Please output the lines shown below exactly as they appear.
==================================================
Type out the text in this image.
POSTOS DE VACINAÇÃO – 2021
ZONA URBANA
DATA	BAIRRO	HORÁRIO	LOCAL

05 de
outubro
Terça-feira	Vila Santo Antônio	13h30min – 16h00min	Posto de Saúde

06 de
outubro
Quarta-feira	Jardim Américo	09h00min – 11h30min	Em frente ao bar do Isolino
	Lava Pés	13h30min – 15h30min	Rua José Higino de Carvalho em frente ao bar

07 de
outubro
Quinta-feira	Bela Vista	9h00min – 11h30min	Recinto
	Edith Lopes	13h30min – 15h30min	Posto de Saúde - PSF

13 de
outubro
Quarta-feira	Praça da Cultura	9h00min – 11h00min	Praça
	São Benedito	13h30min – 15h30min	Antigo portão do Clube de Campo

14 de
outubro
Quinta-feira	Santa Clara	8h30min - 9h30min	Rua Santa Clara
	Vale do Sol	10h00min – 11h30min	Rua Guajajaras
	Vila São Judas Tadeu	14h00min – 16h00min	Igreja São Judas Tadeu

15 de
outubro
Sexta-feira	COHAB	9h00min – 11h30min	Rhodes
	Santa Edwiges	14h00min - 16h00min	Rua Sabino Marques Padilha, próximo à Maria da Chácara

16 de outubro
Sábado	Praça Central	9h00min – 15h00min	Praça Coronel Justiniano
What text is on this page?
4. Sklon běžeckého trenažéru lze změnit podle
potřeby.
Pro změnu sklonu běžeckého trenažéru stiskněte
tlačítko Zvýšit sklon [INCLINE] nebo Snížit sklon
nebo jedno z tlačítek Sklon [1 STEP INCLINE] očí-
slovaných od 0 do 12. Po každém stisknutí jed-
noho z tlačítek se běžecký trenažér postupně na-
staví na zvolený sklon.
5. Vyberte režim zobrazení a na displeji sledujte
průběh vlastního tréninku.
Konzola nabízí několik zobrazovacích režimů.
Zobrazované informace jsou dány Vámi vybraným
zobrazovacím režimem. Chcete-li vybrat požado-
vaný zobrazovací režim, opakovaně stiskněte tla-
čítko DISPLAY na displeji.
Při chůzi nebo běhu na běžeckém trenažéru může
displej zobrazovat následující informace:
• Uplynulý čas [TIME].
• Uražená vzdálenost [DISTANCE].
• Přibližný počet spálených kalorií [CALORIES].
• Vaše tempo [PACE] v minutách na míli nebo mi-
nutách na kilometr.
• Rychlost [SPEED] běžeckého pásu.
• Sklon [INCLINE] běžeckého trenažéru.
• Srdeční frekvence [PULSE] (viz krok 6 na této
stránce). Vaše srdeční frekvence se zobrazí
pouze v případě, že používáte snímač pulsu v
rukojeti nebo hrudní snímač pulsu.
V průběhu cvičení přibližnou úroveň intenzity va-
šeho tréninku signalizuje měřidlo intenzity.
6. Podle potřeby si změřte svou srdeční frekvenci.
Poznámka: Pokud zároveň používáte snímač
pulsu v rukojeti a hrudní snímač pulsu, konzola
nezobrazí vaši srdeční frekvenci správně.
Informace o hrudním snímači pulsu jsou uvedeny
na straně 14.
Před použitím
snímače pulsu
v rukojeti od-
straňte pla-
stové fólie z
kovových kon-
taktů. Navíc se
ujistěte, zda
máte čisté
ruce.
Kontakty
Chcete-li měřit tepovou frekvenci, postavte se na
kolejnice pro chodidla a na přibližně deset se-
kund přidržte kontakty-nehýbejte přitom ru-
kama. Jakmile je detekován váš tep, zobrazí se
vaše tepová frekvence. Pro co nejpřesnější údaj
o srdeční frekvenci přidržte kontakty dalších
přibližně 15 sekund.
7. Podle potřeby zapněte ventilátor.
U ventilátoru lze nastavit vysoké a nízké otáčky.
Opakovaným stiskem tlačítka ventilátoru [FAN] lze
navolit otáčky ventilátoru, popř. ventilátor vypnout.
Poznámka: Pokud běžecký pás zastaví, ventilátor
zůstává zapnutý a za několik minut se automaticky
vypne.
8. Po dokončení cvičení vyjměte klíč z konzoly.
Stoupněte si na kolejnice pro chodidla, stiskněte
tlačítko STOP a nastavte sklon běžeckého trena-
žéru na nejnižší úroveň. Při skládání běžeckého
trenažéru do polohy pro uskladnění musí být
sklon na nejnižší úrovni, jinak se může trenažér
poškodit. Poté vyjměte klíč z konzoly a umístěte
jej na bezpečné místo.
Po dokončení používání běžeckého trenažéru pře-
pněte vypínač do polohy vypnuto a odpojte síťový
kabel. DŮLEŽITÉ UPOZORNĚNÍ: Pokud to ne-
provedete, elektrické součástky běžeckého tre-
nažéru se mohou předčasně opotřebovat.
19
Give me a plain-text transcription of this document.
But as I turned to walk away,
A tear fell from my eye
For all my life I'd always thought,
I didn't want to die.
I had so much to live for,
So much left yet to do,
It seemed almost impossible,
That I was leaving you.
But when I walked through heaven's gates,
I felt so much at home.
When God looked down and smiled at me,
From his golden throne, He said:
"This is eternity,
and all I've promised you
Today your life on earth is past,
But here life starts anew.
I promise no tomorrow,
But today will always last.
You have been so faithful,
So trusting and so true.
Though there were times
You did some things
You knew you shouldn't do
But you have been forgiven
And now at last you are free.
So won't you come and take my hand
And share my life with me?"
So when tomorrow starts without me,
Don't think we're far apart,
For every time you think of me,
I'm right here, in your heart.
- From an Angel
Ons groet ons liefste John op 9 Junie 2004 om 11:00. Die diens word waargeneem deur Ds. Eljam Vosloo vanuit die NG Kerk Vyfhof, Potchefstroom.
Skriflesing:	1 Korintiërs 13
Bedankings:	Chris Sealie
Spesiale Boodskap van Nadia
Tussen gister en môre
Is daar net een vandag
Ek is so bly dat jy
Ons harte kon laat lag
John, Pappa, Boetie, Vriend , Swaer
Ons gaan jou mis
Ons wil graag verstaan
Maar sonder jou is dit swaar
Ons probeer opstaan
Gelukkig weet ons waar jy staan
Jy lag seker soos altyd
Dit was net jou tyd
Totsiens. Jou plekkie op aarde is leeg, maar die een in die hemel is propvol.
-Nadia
==================================================
• _Response to the exercise_
Type out the text in this image.
POSTOS DE VACINAÇÃO – 2021
ZONA URBANA
DATA	BAIRRO	HORÁRIO	LOCAL

05 de
outubro
Terça-feira	Vila Santo Antônio	13h30min – 16h00min	Posto de Saúde

06 de
outubro
Quarta-feira	Jardim Américo	09h00min – 11h30min	Em frente ao bar do Isolino
	Lava Pés	13h30min – 15h30min	Rua José Higino de Carvalho em frente ao bar

07 de
outubro
Quinta-feira	Bela Vista	9h00min – 11h30min	Recinto
	Edith Lopes	13h30min – 15h30min	Posto de Saúde - PSF

13 de
outubro
Quarta-feira	Praça da Cultura	9h00min – 11h00min	Praça
	São Benedito	13h30min – 15h30min	Antigo portão do Clube de Campo

14 de
outubro
Quinta-feira	Santa Clara	8h30min - 9h30min	Rua Santa Clara
	Vale do Sol	10h00min – 11h30min	Rua Guajajaras
	Vila São Judas Tadeu	14h00min – 16h00min	Igreja São Judas Tadeu

15 de
outubro
Sexta-feira	COHAB	9h00min – 11h30min	Rhodes
	Santa Edwiges	14h00min - 16h00min	Rua Sabino Marques Padilha, próximo à Maria da Chácara

16 de outubro
Sábado	Praça Central	9h00min – 15h00min	Praça Coronel Justiniano
What text is on this page?
4. Sklon běžeckého trenažéru lze změnit podle
potřeby.
Pro změnu sklonu běžeckého trenažéru stiskněte
tlačítko Zvýšit sklon [INCLINE] nebo Snížit sklon
nebo jedno z tlačítek Sklon [1 STEP INCLINE] očí-
slovaných od 0 do 12. Po každém stisknutí jed-
noho z tlačítek se běžecký trenažér postupně na-
staví na zvolený sklon.
5. Vyberte režim zobrazení a na displeji sledujte
průběh vlastního tréninku.
Konzola nabízí několik zobrazovacích režimů.
Zobrazované informace jsou dány Vámi vybraným
zobrazovacím režimem. Chcete-li vybrat požado-
vaný zobrazovací režim, opakovaně stiskněte tla-
čítko DISPLAY na displeji.
Při chůzi nebo běhu na běžeckém trenažéru může
displej zobrazovat následující informace:
• Uplynulý čas [TIME].
• Uražená vzdálenost [DISTANCE].
• Přibližný počet spálených kalorií [CALORIES].
• Vaše tempo [PACE] v minutách na míli nebo mi-
nutách na kilometr.
• Rychlost [SPEED] běžeckého pásu.
• Sklon [INCLINE] běžeckého trenažéru.
• Srdeční frekvence [PULSE] (viz krok 6 na této
stránce). Vaše srdeční frekvence se zobrazí
pouze v případě, že používáte snímač pulsu v
rukojeti nebo hrudní snímač pulsu.
V průběhu cvičení přibližnou úroveň intenzity va-
šeho tréninku signalizuje měřidlo intenzity.
6. Podle potřeby si změřte svou srdeční frekvenci.
Poznámka: Pokud zároveň používáte snímač
pulsu v rukojeti a hrudní snímač pulsu, konzola
nezobrazí vaši srdeční frekvenci správně.
Informace o hrudním snímači pulsu jsou uvedeny
na straně 14.
Před použitím
snímače pulsu
v rukojeti od-
straňte pla-
stové fólie z
kovových kon-
taktů. Navíc se
ujistěte, zda
máte čisté
ruce.
Kontakty
Chcete-li měřit tepovou frekvenci, postavte se na
kolejnice pro chodidla a na přibližně deset se-
kund přidržte kontakty-nehýbejte přitom ru-
kama. Jakmile je detekován váš tep, zobrazí se
vaše tepová frekvence. Pro co nejpřesnější údaj
o srdeční frekvenci přidržte kontakty dalších
přibližně 15 sekund.
7. Podle potřeby zapněte ventilátor.
U ventilátoru lze nastavit vysoké a nízké otáčky.
Opakovaným stiskem tlačítka ventilátoru [FAN] lze
navolit otáčky ventilátoru, popř. ventilátor vypnout.
Poznámka: Pokud běžecký pás zastaví, ventilátor
zůstává zapnutý a za několik minut se automaticky
vypne.
8. Po dokončení cvičení vyjměte klíč z konzoly.
Stoupněte si na kolejnice pro chodidla, stiskněte
tlačítko STOP a nastavte sklon běžeckého trena-
žéru na nejnižší úroveň. Při skládání běžeckého
trenažéru do polohy pro uskladnění musí být
sklon na nejnižší úrovni, jinak se může trenažér
poškodit. Poté vyjměte klíč z konzoly a umístěte
jej na bezpečné místo.
Po dokončení používání běžeckého trenažéru pře-
pněte vypínač do polohy vypnuto a odpojte síťový
kabel. DŮLEŽITÉ UPOZORNĚNÍ: Pokud to ne-
provedete, elektrické součástky běžeckého tre-
nažéru se mohou předčasně opotřebovat.
19
Give me a plain-text transcription of this document.
But as I turned to walk away,
A tear fell from my eye
For all my life I'd always thought,
I didn't want to die.
I had so much to live for,
So much left yet to do,
It seemed almost impossible,
That I was leaving you.
But when I walked through heaven's gates,
I felt so much at home.
When God looked down and smiled at me,
From his golden throne, He said:
"This is eternity,
and all I've promised you
Today your life on earth is past,
But here life starts anew.
I promise no tomorrow,
But today will always last.
You have been so faithful,
So trusting and so true.
Though there were times
You did some things
You knew you shouldn't do
But you have been forgiven
And now at last you are free.
So won't you come and take my hand
And share my life with me?"
So when tomorrow starts without me,
Don't think we're far apart,
For every time you think of me,
I'm right here, in your heart.
- From an Angel
Ons groet ons liefste John op 9 Junie 2004 om 11:00. Die diens word waargeneem deur Ds. Eljam Vosloo vanuit die NG Kerk Vyfhof, Potchefstroom.
Skriflesing:	1 Korintiërs 13
Bedankings:	Chris Sealie
Spesiale Boodskap van Nadia
Tussen gister en môre
Is daar net een vandag
Ek is so bly dat jy
Ons harte kon laat lag
John, Pappa, Boetie, Vriend , Swaer
Ons gaan jou mis
Ons wil graag verstaan
Maar sonder jou is dit swaar
Ons probeer opstaan
Gelukkig weet ons waar jy staan
Jy lag seker soos altyd
Dit was net jou tyd
Totsiens. Jou plekkie op aarde is leeg, maar die een in die hemel is propvol.
-Nadia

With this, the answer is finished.